◆ **Goal of the exercise**:
Set down every entry word for word. Omit the pictures.

◆ **Entries provided**:
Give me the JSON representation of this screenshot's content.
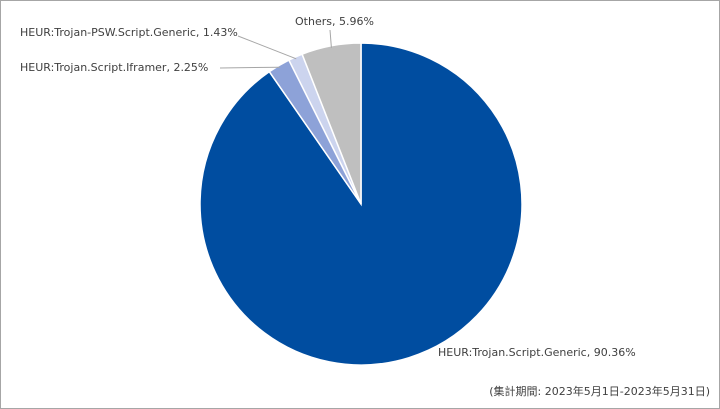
{
  "chart_data": {
    "type": "pie",
    "values": [
      90.36,
      2.25,
      1.43,
      5.96
    ],
    "value_labels": [
      "HEUR:Trojan.Script.Generic, 90.36%",
      "HEUR:Trojan.Script.Iframer, 2.25%",
      "HEUR:Trojan-PSW.Script.Generic, 1.43%",
      "Others, 5.96%"
    ],
    "colors": [
      "#004da0",
      "#8da2d8",
      "#ccd4ee",
      "#bfbfbf"
    ],
    "footnote": "(集計期間: 2023年5月1日-2023年5月31日)"
  }
}
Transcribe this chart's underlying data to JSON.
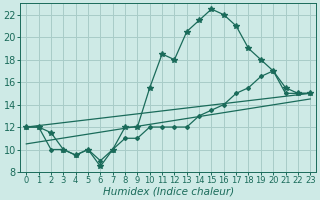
{
  "bg_color": "#ceeae6",
  "grid_color": "#a8ccc8",
  "line_color": "#1a6b5a",
  "xlabel": "Humidex (Indice chaleur)",
  "xlabel_fontsize": 7.5,
  "ytick_fontsize": 7,
  "xtick_fontsize": 6,
  "ylim": [
    8,
    23
  ],
  "xlim": [
    -0.5,
    23.5
  ],
  "yticks": [
    8,
    10,
    12,
    14,
    16,
    18,
    20,
    22
  ],
  "xticks": [
    0,
    1,
    2,
    3,
    4,
    5,
    6,
    7,
    8,
    9,
    10,
    11,
    12,
    13,
    14,
    15,
    16,
    17,
    18,
    19,
    20,
    21,
    22,
    23
  ],
  "line1_x": [
    0,
    1,
    2,
    3,
    4,
    5,
    6,
    7,
    8,
    9,
    10,
    11,
    12,
    13,
    14,
    15,
    16,
    17,
    18,
    19,
    20,
    21,
    22,
    23
  ],
  "line1_y": [
    12,
    12,
    11.5,
    10,
    9.5,
    10,
    8.5,
    10,
    12,
    12,
    15.5,
    18.5,
    18,
    20.5,
    21.5,
    22.5,
    22,
    21,
    19,
    18,
    17,
    15.5,
    15,
    15
  ],
  "line2_x": [
    0,
    1,
    2,
    3,
    4,
    5,
    6,
    7,
    8,
    9,
    10,
    11,
    12,
    13,
    14,
    15,
    16,
    17,
    18,
    19,
    20,
    21,
    22,
    23
  ],
  "line2_y": [
    12,
    12,
    10,
    10,
    9.5,
    10,
    9,
    10,
    11,
    11,
    12,
    12,
    12,
    12,
    13,
    13.5,
    14,
    15,
    15.5,
    16.5,
    17,
    15,
    15,
    15
  ],
  "line3_x": [
    0,
    23
  ],
  "line3_y": [
    12,
    15
  ],
  "line4_x": [
    0,
    23
  ],
  "line4_y": [
    10.5,
    14.5
  ]
}
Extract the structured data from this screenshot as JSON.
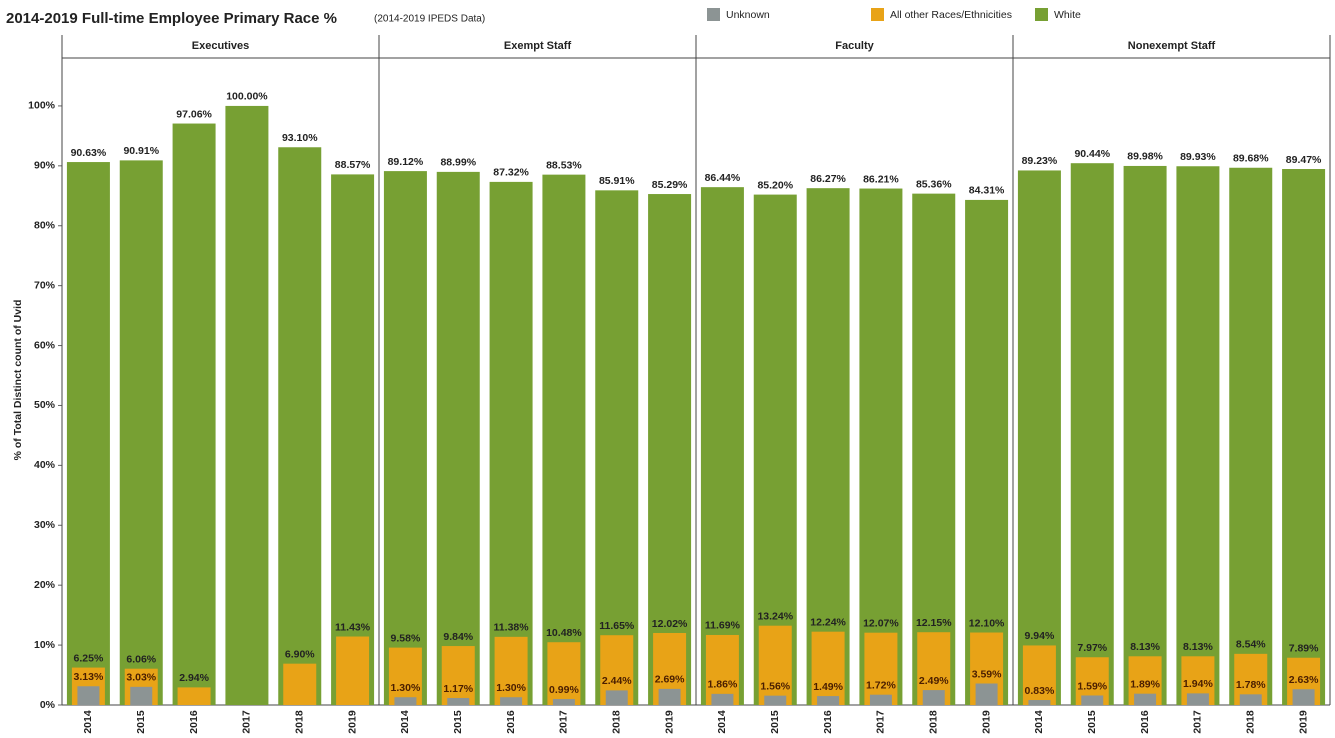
{
  "chart_data": {
    "type": "bar",
    "title": "2014-2019 Full-time Employee Primary Race %",
    "subtitle": "(2014-2019 IPEDS Data)",
    "y_label": "% of Total Distinct count of Uvid",
    "ylim": [
      0,
      108
    ],
    "yticks": [
      {
        "value": 0,
        "label": "0%"
      },
      {
        "value": 10,
        "label": "10%"
      },
      {
        "value": 20,
        "label": "20%"
      },
      {
        "value": 30,
        "label": "30%"
      },
      {
        "value": 40,
        "label": "40%"
      },
      {
        "value": 50,
        "label": "50%"
      },
      {
        "value": 60,
        "label": "60%"
      },
      {
        "value": 70,
        "label": "70%"
      },
      {
        "value": 80,
        "label": "80%"
      },
      {
        "value": 90,
        "label": "90%"
      },
      {
        "value": 100,
        "label": "100%"
      }
    ],
    "panels": [
      "Executives",
      "Exempt Staff",
      "Faculty",
      "Nonexempt Staff"
    ],
    "categories": [
      "2014",
      "2015",
      "2016",
      "2017",
      "2018",
      "2019"
    ],
    "series": [
      {
        "name": "White",
        "color": "#77a033",
        "values": [
          [
            90.63,
            90.91,
            97.06,
            100.0,
            93.1,
            88.57
          ],
          [
            89.12,
            88.99,
            87.32,
            88.53,
            85.91,
            85.29
          ],
          [
            86.44,
            85.2,
            86.27,
            86.21,
            85.36,
            84.31
          ],
          [
            89.23,
            90.44,
            89.98,
            89.93,
            89.68,
            89.47
          ]
        ],
        "value_labels": [
          [
            "90.63%",
            "90.91%",
            "97.06%",
            "100.00%",
            "93.10%",
            "88.57%"
          ],
          [
            "89.12%",
            "88.99%",
            "87.32%",
            "88.53%",
            "85.91%",
            "85.29%"
          ],
          [
            "86.44%",
            "85.20%",
            "86.27%",
            "86.21%",
            "85.36%",
            "84.31%"
          ],
          [
            "89.23%",
            "90.44%",
            "89.98%",
            "89.93%",
            "89.68%",
            "89.47%"
          ]
        ]
      },
      {
        "name": "All other Races/Ethnicities",
        "color": "#e8a317",
        "values": [
          [
            6.25,
            6.06,
            2.94,
            null,
            6.9,
            11.43
          ],
          [
            9.58,
            9.84,
            11.38,
            10.48,
            11.65,
            12.02
          ],
          [
            11.69,
            13.24,
            12.24,
            12.07,
            12.15,
            12.1
          ],
          [
            9.94,
            7.97,
            8.13,
            8.13,
            8.54,
            7.89
          ]
        ],
        "value_labels": [
          [
            "6.25%",
            "6.06%",
            "2.94%",
            null,
            "6.90%",
            "11.43%"
          ],
          [
            "9.58%",
            "9.84%",
            "11.38%",
            "10.48%",
            "11.65%",
            "12.02%"
          ],
          [
            "11.69%",
            "13.24%",
            "12.24%",
            "12.07%",
            "12.15%",
            "12.10%"
          ],
          [
            "9.94%",
            "7.97%",
            "8.13%",
            "8.13%",
            "8.54%",
            "7.89%"
          ]
        ]
      },
      {
        "name": "Unknown",
        "color": "#8c9494",
        "values": [
          [
            3.13,
            3.03,
            null,
            null,
            null,
            null
          ],
          [
            1.3,
            1.17,
            1.3,
            0.99,
            2.44,
            2.69
          ],
          [
            1.86,
            1.56,
            1.49,
            1.72,
            2.49,
            3.59
          ],
          [
            0.83,
            1.59,
            1.89,
            1.94,
            1.78,
            2.63
          ]
        ],
        "value_labels": [
          [
            "3.13%",
            "3.03%",
            null,
            null,
            null,
            null
          ],
          [
            "1.30%",
            "1.17%",
            "1.30%",
            "0.99%",
            "2.44%",
            "2.69%"
          ],
          [
            "1.86%",
            "1.56%",
            "1.49%",
            "1.72%",
            "2.49%",
            "3.59%"
          ],
          [
            "0.83%",
            "1.59%",
            "1.89%",
            "1.94%",
            "1.78%",
            "2.63%"
          ]
        ]
      }
    ]
  }
}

◆ **Result of this task**:
Give me the JSON representation of this screenshot's content.
{
  "chart_data": {
    "type": "pie",
    "values": [
      90.36,
      2.25,
      1.43,
      5.96
    ],
    "value_labels": [
      "HEUR:Trojan.Script.Generic, 90.36%",
      "HEUR:Trojan.Script.Iframer, 2.25%",
      "HEUR:Trojan-PSW.Script.Generic, 1.43%",
      "Others, 5.96%"
    ],
    "colors": [
      "#004da0",
      "#8da2d8",
      "#ccd4ee",
      "#bfbfbf"
    ],
    "footnote": "(集計期間: 2023年5月1日-2023年5月31日)"
  }
}
Transcribe this chart's underlying data to JSON.
{
  "bg_color": "#ceeae6",
  "grid_color": "#a8ccc8",
  "line_color": "#1a6b5a",
  "xlabel": "Humidex (Indice chaleur)",
  "xlabel_fontsize": 7.5,
  "ytick_fontsize": 7,
  "xtick_fontsize": 6,
  "ylim": [
    8,
    23
  ],
  "xlim": [
    -0.5,
    23.5
  ],
  "yticks": [
    8,
    10,
    12,
    14,
    16,
    18,
    20,
    22
  ],
  "xticks": [
    0,
    1,
    2,
    3,
    4,
    5,
    6,
    7,
    8,
    9,
    10,
    11,
    12,
    13,
    14,
    15,
    16,
    17,
    18,
    19,
    20,
    21,
    22,
    23
  ],
  "line1_x": [
    0,
    1,
    2,
    3,
    4,
    5,
    6,
    7,
    8,
    9,
    10,
    11,
    12,
    13,
    14,
    15,
    16,
    17,
    18,
    19,
    20,
    21,
    22,
    23
  ],
  "line1_y": [
    12,
    12,
    11.5,
    10,
    9.5,
    10,
    8.5,
    10,
    12,
    12,
    15.5,
    18.5,
    18,
    20.5,
    21.5,
    22.5,
    22,
    21,
    19,
    18,
    17,
    15.5,
    15,
    15
  ],
  "line2_x": [
    0,
    1,
    2,
    3,
    4,
    5,
    6,
    7,
    8,
    9,
    10,
    11,
    12,
    13,
    14,
    15,
    16,
    17,
    18,
    19,
    20,
    21,
    22,
    23
  ],
  "line2_y": [
    12,
    12,
    10,
    10,
    9.5,
    10,
    9,
    10,
    11,
    11,
    12,
    12,
    12,
    12,
    13,
    13.5,
    14,
    15,
    15.5,
    16.5,
    17,
    15,
    15,
    15
  ],
  "line3_x": [
    0,
    23
  ],
  "line3_y": [
    12,
    15
  ],
  "line4_x": [
    0,
    23
  ],
  "line4_y": [
    10.5,
    14.5
  ]
}
Extract the structured data from this screenshot as JSON.
{
  "chart_data": {
    "type": "bar",
    "title": "2014-2019 Full-time Employee Primary Race %",
    "subtitle": "(2014-2019 IPEDS Data)",
    "y_label": "% of Total Distinct count of Uvid",
    "ylim": [
      0,
      108
    ],
    "yticks": [
      {
        "value": 0,
        "label": "0%"
      },
      {
        "value": 10,
        "label": "10%"
      },
      {
        "value": 20,
        "label": "20%"
      },
      {
        "value": 30,
        "label": "30%"
      },
      {
        "value": 40,
        "label": "40%"
      },
      {
        "value": 50,
        "label": "50%"
      },
      {
        "value": 60,
        "label": "60%"
      },
      {
        "value": 70,
        "label": "70%"
      },
      {
        "value": 80,
        "label": "80%"
      },
      {
        "value": 90,
        "label": "90%"
      },
      {
        "value": 100,
        "label": "100%"
      }
    ],
    "panels": [
      "Executives",
      "Exempt Staff",
      "Faculty",
      "Nonexempt Staff"
    ],
    "categories": [
      "2014",
      "2015",
      "2016",
      "2017",
      "2018",
      "2019"
    ],
    "series": [
      {
        "name": "White",
        "color": "#77a033",
        "values": [
          [
            90.63,
            90.91,
            97.06,
            100.0,
            93.1,
            88.57
          ],
          [
            89.12,
            88.99,
            87.32,
            88.53,
            85.91,
            85.29
          ],
          [
            86.44,
            85.2,
            86.27,
            86.21,
            85.36,
            84.31
          ],
          [
            89.23,
            90.44,
            89.98,
            89.93,
            89.68,
            89.47
          ]
        ],
        "value_labels": [
          [
            "90.63%",
            "90.91%",
            "97.06%",
            "100.00%",
            "93.10%",
            "88.57%"
          ],
          [
            "89.12%",
            "88.99%",
            "87.32%",
            "88.53%",
            "85.91%",
            "85.29%"
          ],
          [
            "86.44%",
            "85.20%",
            "86.27%",
            "86.21%",
            "85.36%",
            "84.31%"
          ],
          [
            "89.23%",
            "90.44%",
            "89.98%",
            "89.93%",
            "89.68%",
            "89.47%"
          ]
        ]
      },
      {
        "name": "All other Races/Ethnicities",
        "color": "#e8a317",
        "values": [
          [
            6.25,
            6.06,
            2.94,
            null,
            6.9,
            11.43
          ],
          [
            9.58,
            9.84,
            11.38,
            10.48,
            11.65,
            12.02
          ],
          [
            11.69,
            13.24,
            12.24,
            12.07,
            12.15,
            12.1
          ],
          [
            9.94,
            7.97,
            8.13,
            8.13,
            8.54,
            7.89
          ]
        ],
        "value_labels": [
          [
            "6.25%",
            "6.06%",
            "2.94%",
            null,
            "6.90%",
            "11.43%"
          ],
          [
            "9.58%",
            "9.84%",
            "11.38%",
            "10.48%",
            "11.65%",
            "12.02%"
          ],
          [
            "11.69%",
            "13.24%",
            "12.24%",
            "12.07%",
            "12.15%",
            "12.10%"
          ],
          [
            "9.94%",
            "7.97%",
            "8.13%",
            "8.13%",
            "8.54%",
            "7.89%"
          ]
        ]
      },
      {
        "name": "Unknown",
        "color": "#8c9494",
        "values": [
          [
            3.13,
            3.03,
            null,
            null,
            null,
            null
          ],
          [
            1.3,
            1.17,
            1.3,
            0.99,
            2.44,
            2.69
          ],
          [
            1.86,
            1.56,
            1.49,
            1.72,
            2.49,
            3.59
          ],
          [
            0.83,
            1.59,
            1.89,
            1.94,
            1.78,
            2.63
          ]
        ],
        "value_labels": [
          [
            "3.13%",
            "3.03%",
            null,
            null,
            null,
            null
          ],
          [
            "1.30%",
            "1.17%",
            "1.30%",
            "0.99%",
            "2.44%",
            "2.69%"
          ],
          [
            "1.86%",
            "1.56%",
            "1.49%",
            "1.72%",
            "2.49%",
            "3.59%"
          ],
          [
            "0.83%",
            "1.59%",
            "1.89%",
            "1.94%",
            "1.78%",
            "2.63%"
          ]
        ]
      }
    ]
  }
}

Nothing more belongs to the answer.